Exercise details: A faithful transcription of all the data is required.

Material to process:
━━━━━━━━━━

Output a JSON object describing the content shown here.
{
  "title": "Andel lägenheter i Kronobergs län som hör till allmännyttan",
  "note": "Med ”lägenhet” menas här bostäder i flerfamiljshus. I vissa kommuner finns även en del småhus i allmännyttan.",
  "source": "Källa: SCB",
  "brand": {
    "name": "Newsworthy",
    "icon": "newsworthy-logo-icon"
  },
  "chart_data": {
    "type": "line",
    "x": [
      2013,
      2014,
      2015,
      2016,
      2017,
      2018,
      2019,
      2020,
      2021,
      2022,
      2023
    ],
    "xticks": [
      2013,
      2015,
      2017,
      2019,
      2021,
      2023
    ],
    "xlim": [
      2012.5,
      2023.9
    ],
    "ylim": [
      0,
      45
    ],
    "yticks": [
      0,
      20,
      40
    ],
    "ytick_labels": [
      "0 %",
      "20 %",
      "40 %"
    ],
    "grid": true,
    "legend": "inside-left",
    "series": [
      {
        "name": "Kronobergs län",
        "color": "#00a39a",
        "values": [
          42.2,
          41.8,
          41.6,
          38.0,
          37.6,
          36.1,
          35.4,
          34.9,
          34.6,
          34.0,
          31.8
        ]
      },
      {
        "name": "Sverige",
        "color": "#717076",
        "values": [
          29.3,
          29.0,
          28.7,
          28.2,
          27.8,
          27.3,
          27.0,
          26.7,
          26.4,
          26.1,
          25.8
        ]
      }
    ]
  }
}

━━━━━━━━━━

Response to this task:
Output a JSON object describing the content shown here.
{
  "title": "Andel lägenheter i Kronobergs län som hör till allmännyttan",
  "note": "Med ”lägenhet” menas här bostäder i flerfamiljshus. I vissa kommuner finns även en del småhus i allmännyttan.",
  "source": "Källa: SCB",
  "brand": {
    "name": "Newsworthy",
    "icon": "newsworthy-logo-icon"
  },
  "chart_data": {
    "type": "line",
    "x": [
      2013,
      2014,
      2015,
      2016,
      2017,
      2018,
      2019,
      2020,
      2021,
      2022,
      2023
    ],
    "xticks": [
      2013,
      2015,
      2017,
      2019,
      2021,
      2023
    ],
    "xlim": [
      2012.5,
      2023.9
    ],
    "ylim": [
      0,
      45
    ],
    "yticks": [
      0,
      20,
      40
    ],
    "ytick_labels": [
      "0 %",
      "20 %",
      "40 %"
    ],
    "grid": true,
    "legend": "inside-left",
    "series": [
      {
        "name": "Kronobergs län",
        "color": "#00a39a",
        "values": [
          42.2,
          41.8,
          41.6,
          38.0,
          37.6,
          36.1,
          35.4,
          34.9,
          34.6,
          34.0,
          31.8
        ]
      },
      {
        "name": "Sverige",
        "color": "#717076",
        "values": [
          29.3,
          29.0,
          28.7,
          28.2,
          27.8,
          27.3,
          27.0,
          26.7,
          26.4,
          26.1,
          25.8
        ]
      }
    ]
  }
}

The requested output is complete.